> What is expected
List the lines of this listing that hold the word "Mercado".
--- begin Supplied records ---
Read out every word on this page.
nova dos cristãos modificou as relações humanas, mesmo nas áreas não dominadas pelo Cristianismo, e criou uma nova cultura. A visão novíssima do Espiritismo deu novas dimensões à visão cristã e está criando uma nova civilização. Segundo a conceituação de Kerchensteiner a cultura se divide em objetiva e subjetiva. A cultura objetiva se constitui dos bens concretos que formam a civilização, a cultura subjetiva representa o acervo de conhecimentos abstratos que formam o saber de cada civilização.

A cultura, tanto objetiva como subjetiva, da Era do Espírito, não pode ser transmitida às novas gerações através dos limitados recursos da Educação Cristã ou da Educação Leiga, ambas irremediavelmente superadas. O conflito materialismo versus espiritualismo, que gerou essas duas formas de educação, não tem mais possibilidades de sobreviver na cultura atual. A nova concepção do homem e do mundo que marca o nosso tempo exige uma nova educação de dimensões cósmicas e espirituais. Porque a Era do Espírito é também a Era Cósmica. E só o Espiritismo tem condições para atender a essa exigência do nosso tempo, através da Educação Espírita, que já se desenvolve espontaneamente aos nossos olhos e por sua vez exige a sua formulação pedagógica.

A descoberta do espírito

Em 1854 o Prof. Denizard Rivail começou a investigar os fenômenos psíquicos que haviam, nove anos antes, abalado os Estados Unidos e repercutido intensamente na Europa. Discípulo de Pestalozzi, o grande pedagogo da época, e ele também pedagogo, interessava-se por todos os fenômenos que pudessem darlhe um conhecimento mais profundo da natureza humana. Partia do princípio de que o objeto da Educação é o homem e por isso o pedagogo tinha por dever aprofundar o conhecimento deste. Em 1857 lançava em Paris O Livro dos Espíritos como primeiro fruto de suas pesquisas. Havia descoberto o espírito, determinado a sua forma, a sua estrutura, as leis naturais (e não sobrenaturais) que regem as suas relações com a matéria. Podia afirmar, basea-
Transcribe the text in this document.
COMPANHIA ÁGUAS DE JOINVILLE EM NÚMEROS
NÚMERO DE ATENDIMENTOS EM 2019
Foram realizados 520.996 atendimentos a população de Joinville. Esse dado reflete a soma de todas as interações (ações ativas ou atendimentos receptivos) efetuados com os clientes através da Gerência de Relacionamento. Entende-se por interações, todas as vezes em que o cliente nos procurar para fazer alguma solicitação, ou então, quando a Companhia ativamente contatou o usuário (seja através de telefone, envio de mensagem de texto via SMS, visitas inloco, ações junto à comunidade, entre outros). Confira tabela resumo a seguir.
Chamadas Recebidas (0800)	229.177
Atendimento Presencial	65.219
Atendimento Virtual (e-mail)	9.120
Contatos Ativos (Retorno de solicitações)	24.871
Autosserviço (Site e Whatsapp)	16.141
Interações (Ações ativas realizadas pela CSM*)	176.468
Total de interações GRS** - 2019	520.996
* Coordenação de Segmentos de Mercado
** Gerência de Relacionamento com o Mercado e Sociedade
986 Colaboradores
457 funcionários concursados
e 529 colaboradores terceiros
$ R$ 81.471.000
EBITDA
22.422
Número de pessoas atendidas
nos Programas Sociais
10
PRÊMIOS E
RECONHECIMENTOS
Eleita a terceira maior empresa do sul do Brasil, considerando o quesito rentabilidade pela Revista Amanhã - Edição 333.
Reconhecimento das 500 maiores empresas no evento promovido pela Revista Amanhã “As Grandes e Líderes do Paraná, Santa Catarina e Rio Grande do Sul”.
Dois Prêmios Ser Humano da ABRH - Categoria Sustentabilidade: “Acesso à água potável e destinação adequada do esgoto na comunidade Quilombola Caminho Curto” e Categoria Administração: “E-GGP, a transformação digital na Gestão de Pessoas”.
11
--- end Supplied records ---
> Reply to the task
* Coordenação de Segmentos de Mercado
** Gerência de Relacionamento com o Mercado e Sociedade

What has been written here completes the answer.